# [What the task asks]
Each record is to be printed again precisely as it reads.

# [Provided entries]
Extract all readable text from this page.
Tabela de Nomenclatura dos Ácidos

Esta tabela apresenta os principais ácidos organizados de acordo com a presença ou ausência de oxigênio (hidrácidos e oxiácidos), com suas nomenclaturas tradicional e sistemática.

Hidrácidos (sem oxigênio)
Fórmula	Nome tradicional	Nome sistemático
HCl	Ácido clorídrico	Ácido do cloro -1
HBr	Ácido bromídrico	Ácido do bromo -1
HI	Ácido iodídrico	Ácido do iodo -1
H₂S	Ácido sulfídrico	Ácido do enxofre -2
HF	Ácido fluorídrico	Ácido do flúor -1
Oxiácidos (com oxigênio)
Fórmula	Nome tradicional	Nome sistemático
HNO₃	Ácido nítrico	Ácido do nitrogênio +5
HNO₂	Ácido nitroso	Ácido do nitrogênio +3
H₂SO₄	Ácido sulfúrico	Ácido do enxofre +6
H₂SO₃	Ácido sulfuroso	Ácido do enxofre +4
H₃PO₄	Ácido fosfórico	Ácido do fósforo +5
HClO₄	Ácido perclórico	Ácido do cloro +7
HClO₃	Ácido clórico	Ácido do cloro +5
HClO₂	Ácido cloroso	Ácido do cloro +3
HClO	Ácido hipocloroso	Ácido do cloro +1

# [Result of the exercise]
Extract all readable text from this page.
Tabela de Nomenclatura dos Ácidos

Esta tabela apresenta os principais ácidos organizados de acordo com a presença ou ausência de oxigênio (hidrácidos e oxiácidos), com suas nomenclaturas tradicional e sistemática.

Hidrácidos (sem oxigênio)
Fórmula	Nome tradicional	Nome sistemático
HCl	Ácido clorídrico	Ácido do cloro -1
HBr	Ácido bromídrico	Ácido do bromo -1
HI	Ácido iodídrico	Ácido do iodo -1
H₂S	Ácido sulfídrico	Ácido do enxofre -2
HF	Ácido fluorídrico	Ácido do flúor -1
Oxiácidos (com oxigênio)
Fórmula	Nome tradicional	Nome sistemático
HNO₃	Ácido nítrico	Ácido do nitrogênio +5
HNO₂	Ácido nitroso	Ácido do nitrogênio +3
H₂SO₄	Ácido sulfúrico	Ácido do enxofre +6
H₂SO₃	Ácido sulfuroso	Ácido do enxofre +4
H₃PO₄	Ácido fosfórico	Ácido do fósforo +5
HClO₄	Ácido perclórico	Ácido do cloro +7
HClO₃	Ácido clórico	Ácido do cloro +5
HClO₂	Ácido cloroso	Ácido do cloro +3
HClO	Ácido hipocloroso	Ácido do cloro +1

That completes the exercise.